→ **EXERCICES À RÉALISER**
#1 Recopiez s'il vous plaît, dans le texte sur la religion, le passage qui commence par "3. La religion" et se poursuit jusqu'à "célébrer le Sabbat.".
#2 Selon le texte sur la religion, combien de confessions de prisonniers l'abbé Bonnin fait-il au Block 10 lors des célébrations d'un Noël ?
#3 Poursuivez le texte sur la religion dans les camps de concentration après sa dernière phrase.

→ **EXTRAIT À ÉTUDIER**
* * * *

3. La religion

L’abbé Bonnin, du réseau Renard, organise au camp de Gross-Rosen des confessions clandestines. Ainsi, à l’occasion des célébrations d’un Noël, au Block 10, il fait 150 confessions de prisonniers (lire Martyrs poitevins, un parmi tant d’autre) . Geneviève Anthonioz-de Gaulle explique qu’il est impossible aux Allemands d’enlever la prière aux gens, il est toujours possible de prier dans son coeur. Avec ses camarades, souvent, elles prient à haute-voix dans des coins peu fréquentés (lire Jusqu'au bout de la Résistance, de Bernard Fillaire).

En effet, dans les camps de concentration, plusieurs religions existent, faute de plusieurs croyances : les Juifs notamment, ont des pratiques religieuses très fortes. Ainsi, dans des conditions très difficiles, ils s’efforcent de célébrer le Sabbat.

* * * *

Enregistrements d'un jeu de données
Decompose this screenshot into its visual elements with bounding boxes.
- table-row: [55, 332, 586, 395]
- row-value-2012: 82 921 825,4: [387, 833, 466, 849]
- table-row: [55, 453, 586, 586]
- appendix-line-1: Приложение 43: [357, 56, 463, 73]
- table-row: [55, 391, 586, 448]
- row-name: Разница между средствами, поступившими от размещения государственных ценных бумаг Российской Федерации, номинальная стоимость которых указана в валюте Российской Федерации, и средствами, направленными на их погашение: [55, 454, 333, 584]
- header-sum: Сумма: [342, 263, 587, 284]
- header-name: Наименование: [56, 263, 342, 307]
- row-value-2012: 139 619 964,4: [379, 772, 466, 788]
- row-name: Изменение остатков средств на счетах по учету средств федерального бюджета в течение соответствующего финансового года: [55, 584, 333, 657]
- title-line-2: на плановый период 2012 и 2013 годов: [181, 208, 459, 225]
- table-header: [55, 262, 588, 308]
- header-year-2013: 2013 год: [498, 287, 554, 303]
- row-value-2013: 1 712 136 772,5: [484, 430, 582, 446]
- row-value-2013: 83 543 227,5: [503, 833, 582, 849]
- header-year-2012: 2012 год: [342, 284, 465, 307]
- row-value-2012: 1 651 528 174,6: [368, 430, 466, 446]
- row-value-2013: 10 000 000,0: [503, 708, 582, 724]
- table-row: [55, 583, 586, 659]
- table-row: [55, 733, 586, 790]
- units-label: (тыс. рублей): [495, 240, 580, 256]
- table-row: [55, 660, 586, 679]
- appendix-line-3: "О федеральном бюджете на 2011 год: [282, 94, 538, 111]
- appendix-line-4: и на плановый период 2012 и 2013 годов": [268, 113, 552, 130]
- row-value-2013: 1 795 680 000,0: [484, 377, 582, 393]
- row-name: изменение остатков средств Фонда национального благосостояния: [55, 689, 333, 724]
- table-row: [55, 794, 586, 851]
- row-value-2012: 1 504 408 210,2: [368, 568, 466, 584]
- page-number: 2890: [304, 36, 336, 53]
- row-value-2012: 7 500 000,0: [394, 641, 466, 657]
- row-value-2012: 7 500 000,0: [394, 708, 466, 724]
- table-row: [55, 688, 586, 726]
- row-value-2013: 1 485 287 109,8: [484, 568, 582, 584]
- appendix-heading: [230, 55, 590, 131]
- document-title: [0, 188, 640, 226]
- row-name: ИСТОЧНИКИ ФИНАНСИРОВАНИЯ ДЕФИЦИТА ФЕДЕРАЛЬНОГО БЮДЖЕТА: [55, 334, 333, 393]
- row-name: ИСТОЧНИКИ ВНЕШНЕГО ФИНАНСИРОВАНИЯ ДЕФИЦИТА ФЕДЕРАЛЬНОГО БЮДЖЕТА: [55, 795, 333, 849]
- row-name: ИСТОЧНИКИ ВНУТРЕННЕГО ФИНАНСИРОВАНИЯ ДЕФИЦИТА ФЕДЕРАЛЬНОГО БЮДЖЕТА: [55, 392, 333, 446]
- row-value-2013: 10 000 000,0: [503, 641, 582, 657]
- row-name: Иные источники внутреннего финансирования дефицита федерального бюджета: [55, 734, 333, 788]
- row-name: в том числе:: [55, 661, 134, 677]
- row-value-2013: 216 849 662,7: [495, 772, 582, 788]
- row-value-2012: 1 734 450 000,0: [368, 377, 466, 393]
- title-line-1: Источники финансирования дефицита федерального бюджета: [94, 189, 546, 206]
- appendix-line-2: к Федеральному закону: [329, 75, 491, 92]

* * * *

→ **RÉPONSES ATTENDUES**
#1
3. La religion

L’abbé Bonnin, du réseau Renard, organise au camp de Gross-Rosen des confessions clandestines. Ainsi, à l’occasion des célébrations d’un Noël, au Block 10, il fait 150 confessions de prisonniers (lire Martyrs poitevins, un parmi tant d’autre) . Geneviève Anthonioz-de Gaulle explique qu’il est impossible aux Allemands d’enlever la prière aux gens, il est toujours possible de prier dans son coeur. Avec ses camarades, souvent, elles prient à haute-voix dans des coins peu fréquentés (lire Jusqu'au bout de la Résistance, de Bernard Fillaire).

En effet, dans les camps de concentration, plusieurs religions existent, faute de plusieurs croyances : les Juifs notamment, ont des pratiques religieuses très fortes. Ainsi, dans des conditions très difficiles, ils s’efforcent de célébrer le Sabbat.

#2 150 confessions.

#3
Dans son livre Personne ne m'aurait cru, alors je me suis tu, Sam braun écrit : "Peut-être que certains ont réussi à survivre grâce en leur croyance en Dieu. Pour moi, Dieu est mort à Auschwitz, mais pour d'autres, ce n'était probablement pas le cas. Ce que moi j'appelle l'espérance, c'était sans doute la forme que prenait leur espérance à eux."